**AIM**: Copy every entry exactly as given, minus the images.

**SUPPLIED DATA**:
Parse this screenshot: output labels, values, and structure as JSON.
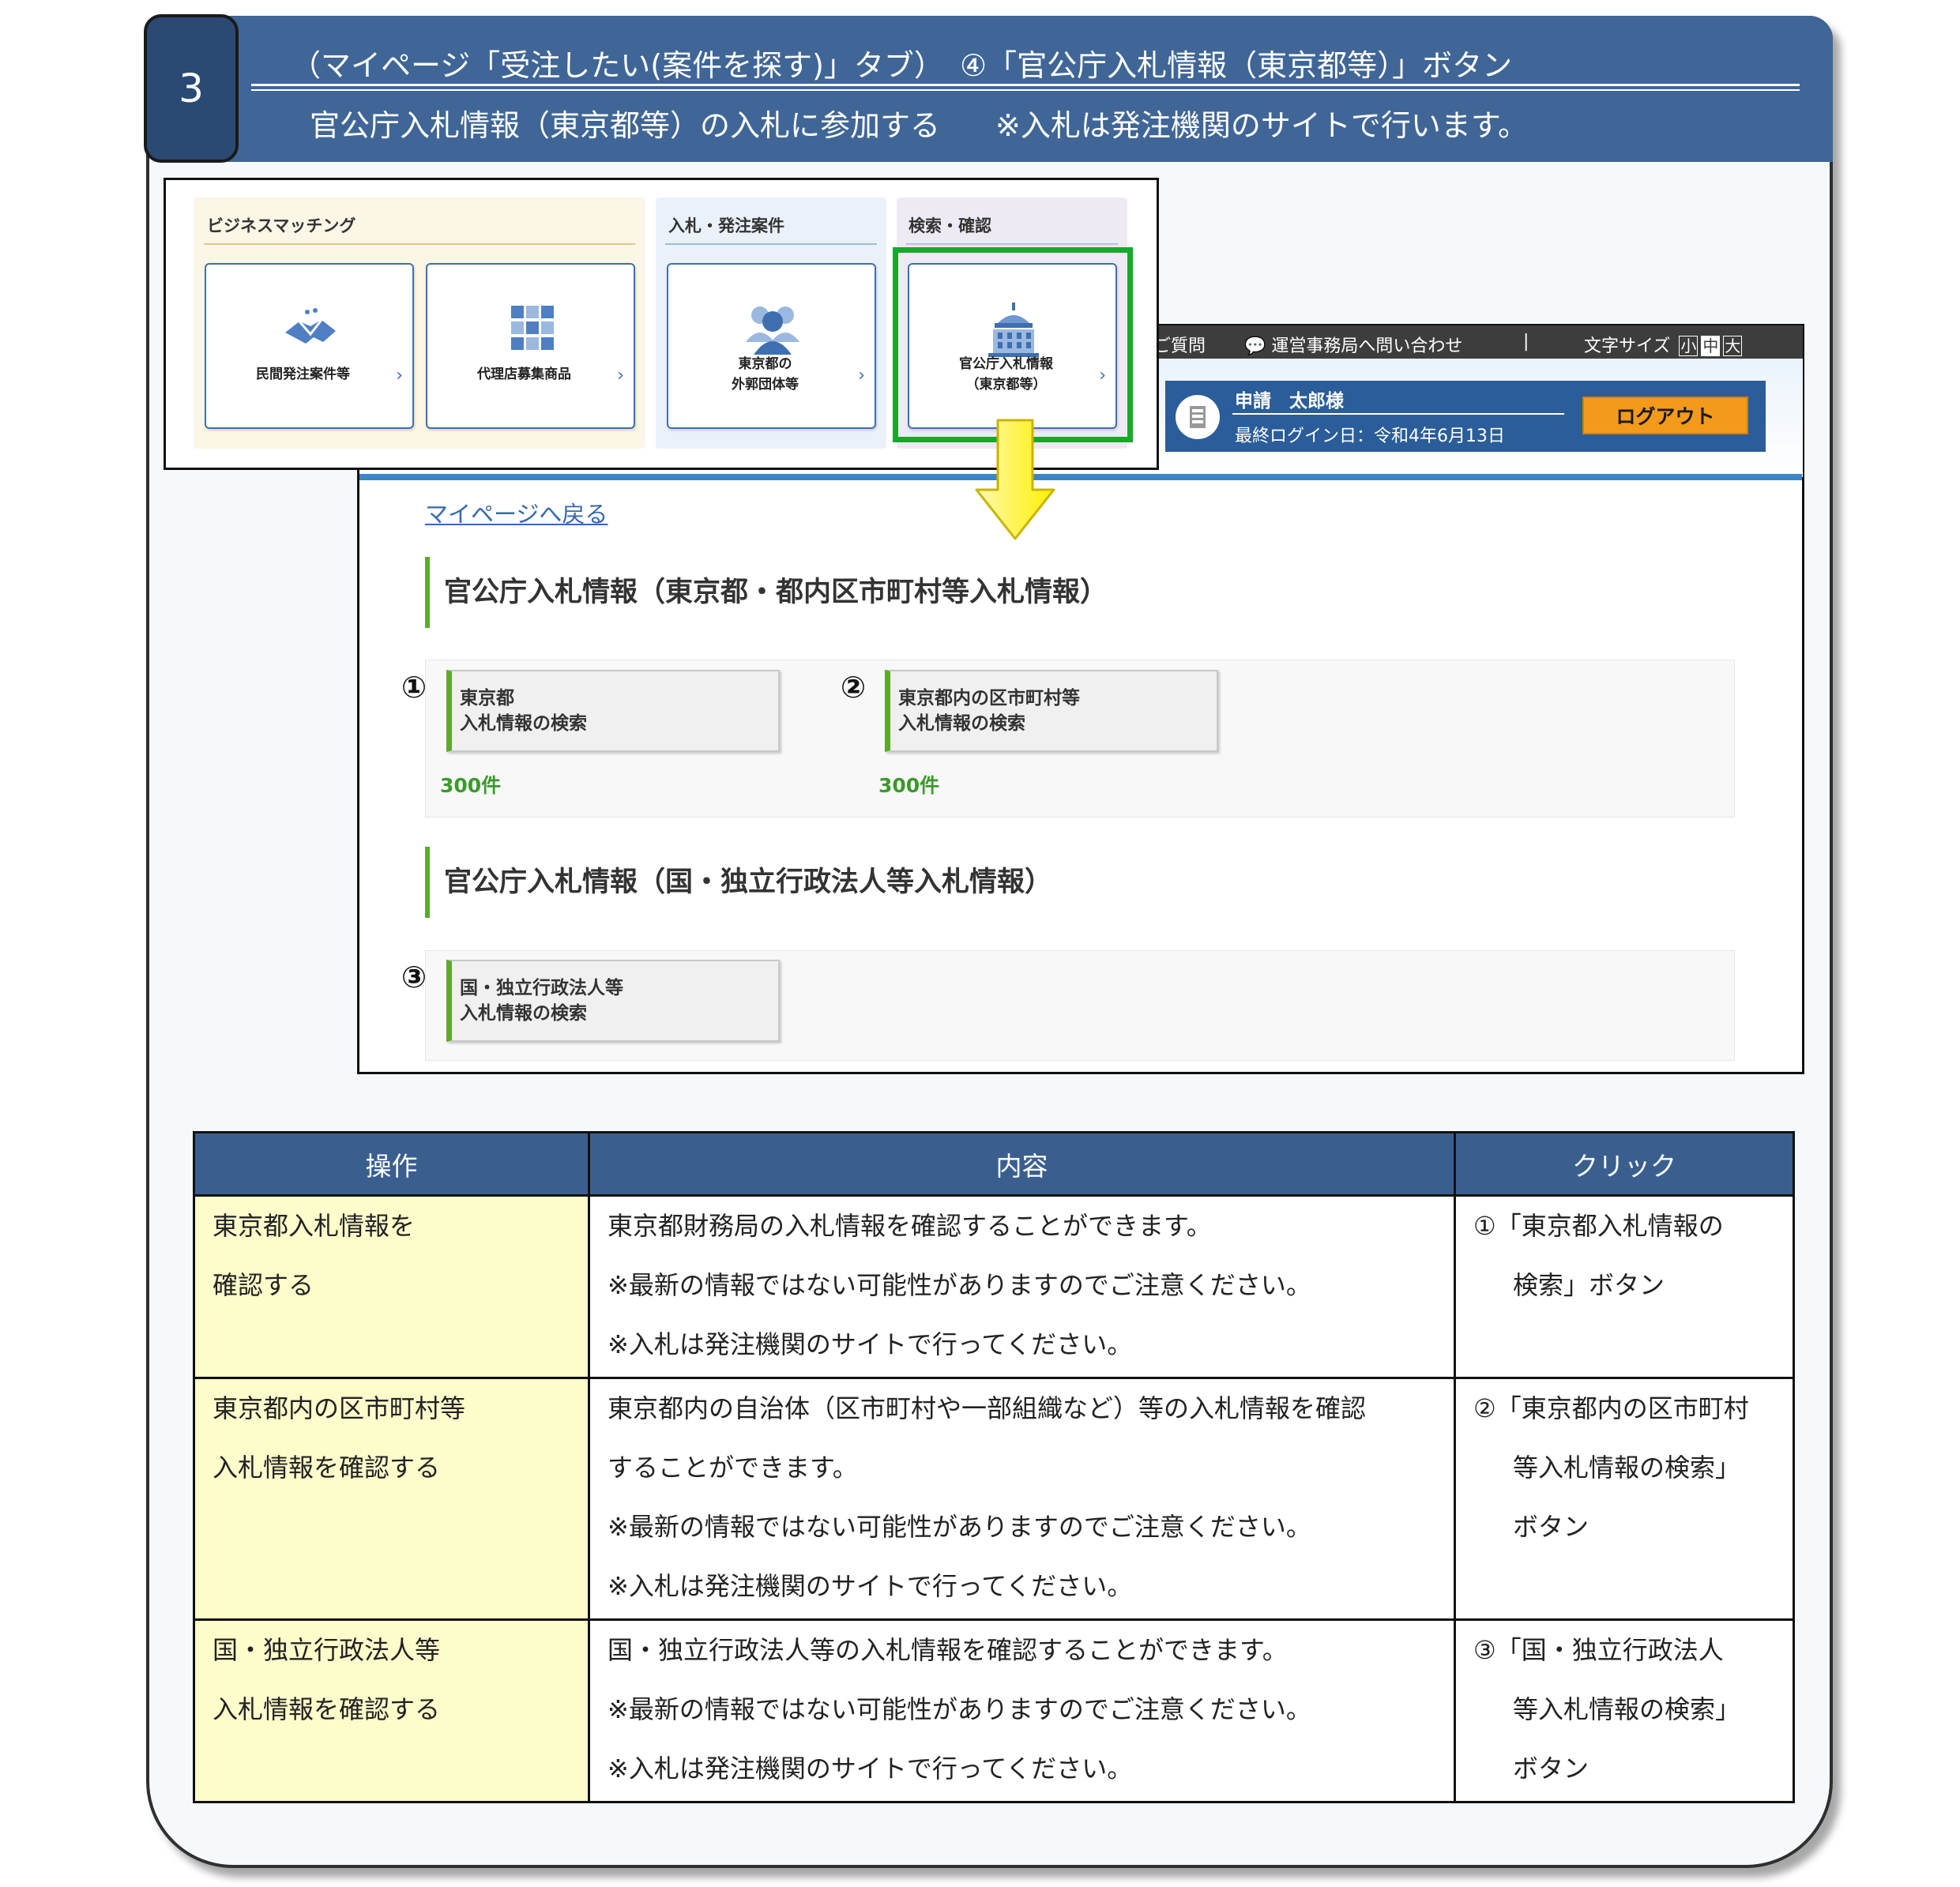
{
  "header": {
    "step": "3",
    "line1_left": "（マイページ「受注したい(案件を探す)」タブ）",
    "line1_right": "④「官公庁入札情報（東京都等）」ボタン",
    "line2_left": "官公庁入札情報（東京都等）の入札に参加する",
    "line2_right": "※入札は発注機関のサイトで行います。"
  },
  "tabs_screenshot": {
    "groups": {
      "business": "ビジネスマッチング",
      "bids": "入札・発注案件",
      "search": "検索・確認"
    },
    "cards": {
      "private": "民間発注案件等",
      "agency": "代理店募集商品",
      "external_1": "東京都の",
      "external_2": "外郭団体等",
      "govt_1": "官公庁入札情報",
      "govt_2": "（東京都等）",
      "chevron": "›"
    }
  },
  "bid_page": {
    "topbar": {
      "faq": "ご質問",
      "contact": "運営事務局へ問い合わせ",
      "separator": "|",
      "font_size": "文字サイズ",
      "size_small": "小",
      "size_mid": "中",
      "size_large": "大"
    },
    "user": {
      "name": "申請　太郎様",
      "last_login": "最終ログイン日：令和4年6月13日",
      "logout": "ログアウト"
    },
    "back_link": "マイページへ戻る",
    "section_tokyo": "官公庁入札情報（東京都・都内区市町村等入札情報）",
    "section_national": "官公庁入札情報（国・独立行政法人等入札情報）",
    "buttons": {
      "tokyo_1": "東京都",
      "tokyo_2": "入札情報の検索",
      "municipal_1": "東京都内の区市町村等",
      "municipal_2": "入札情報の検索",
      "national_1": "国・独立行政法人等",
      "national_2": "入札情報の検索"
    },
    "counts": {
      "tokyo": "300件",
      "municipal": "300件"
    },
    "markers": {
      "one": "①",
      "two": "②",
      "three": "③"
    }
  },
  "table": {
    "headers": [
      "操作",
      "内容",
      "クリック"
    ],
    "rows": [
      {
        "op": [
          "東京都入札情報を",
          "確認する"
        ],
        "content": [
          "東京都財務局の入札情報を確認することができます。",
          "※最新の情報ではない可能性がありますのでご注意ください。",
          "※入札は発注機関のサイトで行ってください。"
        ],
        "click": [
          "①「東京都入札情報の",
          "検索」ボタン"
        ]
      },
      {
        "op": [
          "東京都内の区市町村等",
          "入札情報を確認する"
        ],
        "content": [
          "東京都内の自治体（区市町村や一部組織など）等の入札情報を確認",
          "することができます。",
          "※最新の情報ではない可能性がありますのでご注意ください。",
          "※入札は発注機関のサイトで行ってください。"
        ],
        "click": [
          "②「東京都内の区市町村",
          "等入札情報の検索」",
          "ボタン"
        ]
      },
      {
        "op": [
          "国・独立行政法人等",
          "入札情報を確認する"
        ],
        "content": [
          "国・独立行政法人等の入札情報を確認することができます。",
          "※最新の情報ではない可能性がありますのでご注意ください。",
          "※入札は発注機関のサイトで行ってください。"
        ],
        "click": [
          "③「国・独立行政法人",
          "等入札情報の検索」",
          "ボタン"
        ]
      }
    ]
  },
  "colors": {
    "header_blue": "#3f6696",
    "highlight_green": "#17a82c",
    "accent_green": "#5aaa2c",
    "logout_orange": "#f39a1a",
    "arrow_yellow": "#fff45a"
  }
}
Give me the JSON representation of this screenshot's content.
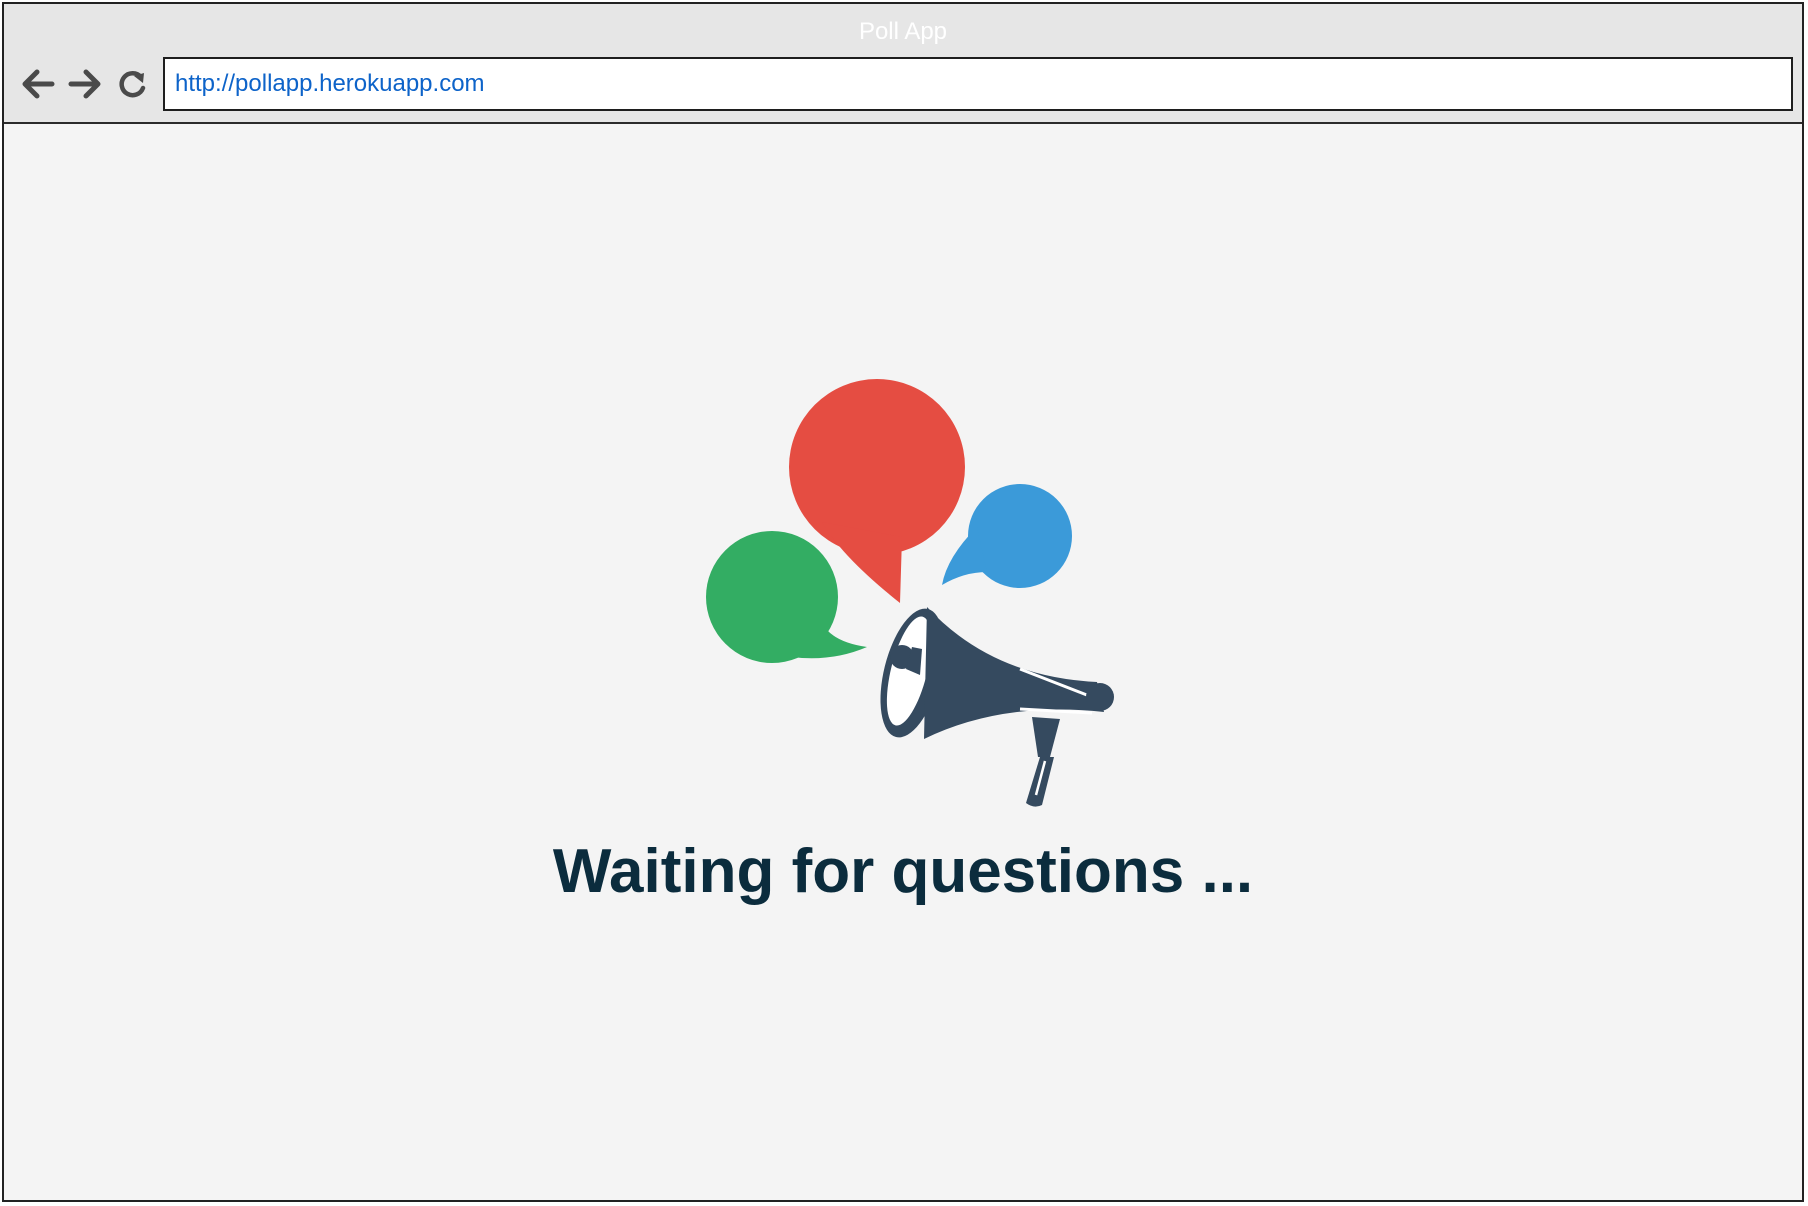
{
  "window": {
    "title": "Poll App"
  },
  "toolbar": {
    "back_icon": "arrow-left-icon",
    "forward_icon": "arrow-right-icon",
    "reload_icon": "reload-icon"
  },
  "address_bar": {
    "url": "http://pollapp.herokuapp.com"
  },
  "main": {
    "illustration": {
      "icon": "megaphone-with-speech-bubbles-icon",
      "colors": {
        "red_bubble": "#e54d42",
        "green_bubble": "#33ad63",
        "blue_bubble": "#3b9ad9",
        "megaphone": "#354a5f"
      }
    },
    "status_text": "Waiting for questions ..."
  },
  "colors": {
    "chrome_bg": "#e6e6e6",
    "content_bg": "#f4f4f4",
    "url_text": "#0d63c9",
    "status_text": "#0b2c3d"
  }
}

**WRITTEN RESPONSE**:
Parse this screenshot: output labels, values, and structure as JSON.
{
  "header": {
    "step": "3",
    "line1_left": "（マイページ「受注したい(案件を探す)」タブ）",
    "line1_right": "④「官公庁入札情報（東京都等）」ボタン",
    "line2_left": "官公庁入札情報（東京都等）の入札に参加する",
    "line2_right": "※入札は発注機関のサイトで行います。"
  },
  "tabs_screenshot": {
    "groups": {
      "business": "ビジネスマッチング",
      "bids": "入札・発注案件",
      "search": "検索・確認"
    },
    "cards": {
      "private": "民間発注案件等",
      "agency": "代理店募集商品",
      "external_1": "東京都の",
      "external_2": "外郭団体等",
      "govt_1": "官公庁入札情報",
      "govt_2": "（東京都等）",
      "chevron": "›"
    }
  },
  "bid_page": {
    "topbar": {
      "faq": "ご質問",
      "contact": "運営事務局へ問い合わせ",
      "separator": "|",
      "font_size": "文字サイズ",
      "size_small": "小",
      "size_mid": "中",
      "size_large": "大"
    },
    "user": {
      "name": "申請　太郎様",
      "last_login": "最終ログイン日：令和4年6月13日",
      "logout": "ログアウト"
    },
    "back_link": "マイページへ戻る",
    "section_tokyo": "官公庁入札情報（東京都・都内区市町村等入札情報）",
    "section_national": "官公庁入札情報（国・独立行政法人等入札情報）",
    "buttons": {
      "tokyo_1": "東京都",
      "tokyo_2": "入札情報の検索",
      "municipal_1": "東京都内の区市町村等",
      "municipal_2": "入札情報の検索",
      "national_1": "国・独立行政法人等",
      "national_2": "入札情報の検索"
    },
    "counts": {
      "tokyo": "300件",
      "municipal": "300件"
    },
    "markers": {
      "one": "①",
      "two": "②",
      "three": "③"
    }
  },
  "table": {
    "headers": [
      "操作",
      "内容",
      "クリック"
    ],
    "rows": [
      {
        "op": [
          "東京都入札情報を",
          "確認する"
        ],
        "content": [
          "東京都財務局の入札情報を確認することができます。",
          "※最新の情報ではない可能性がありますのでご注意ください。",
          "※入札は発注機関のサイトで行ってください。"
        ],
        "click": [
          "①「東京都入札情報の",
          "検索」ボタン"
        ]
      },
      {
        "op": [
          "東京都内の区市町村等",
          "入札情報を確認する"
        ],
        "content": [
          "東京都内の自治体（区市町村や一部組織など）等の入札情報を確認",
          "することができます。",
          "※最新の情報ではない可能性がありますのでご注意ください。",
          "※入札は発注機関のサイトで行ってください。"
        ],
        "click": [
          "②「東京都内の区市町村",
          "等入札情報の検索」",
          "ボタン"
        ]
      },
      {
        "op": [
          "国・独立行政法人等",
          "入札情報を確認する"
        ],
        "content": [
          "国・独立行政法人等の入札情報を確認することができます。",
          "※最新の情報ではない可能性がありますのでご注意ください。",
          "※入札は発注機関のサイトで行ってください。"
        ],
        "click": [
          "③「国・独立行政法人",
          "等入札情報の検索」",
          "ボタン"
        ]
      }
    ]
  },
  "colors": {
    "header_blue": "#3f6696",
    "highlight_green": "#17a82c",
    "accent_green": "#5aaa2c",
    "logout_orange": "#f39a1a",
    "arrow_yellow": "#fff45a"
  }
}
Give me the JSON representation of this screenshot's content.
{
  "window": {
    "title": "Poll App"
  },
  "toolbar": {
    "back_icon": "arrow-left-icon",
    "forward_icon": "arrow-right-icon",
    "reload_icon": "reload-icon"
  },
  "address_bar": {
    "url": "http://pollapp.herokuapp.com"
  },
  "main": {
    "illustration": {
      "icon": "megaphone-with-speech-bubbles-icon",
      "colors": {
        "red_bubble": "#e54d42",
        "green_bubble": "#33ad63",
        "blue_bubble": "#3b9ad9",
        "megaphone": "#354a5f"
      }
    },
    "status_text": "Waiting for questions ..."
  },
  "colors": {
    "chrome_bg": "#e6e6e6",
    "content_bg": "#f4f4f4",
    "url_text": "#0d63c9",
    "status_text": "#0b2c3d"
  }
}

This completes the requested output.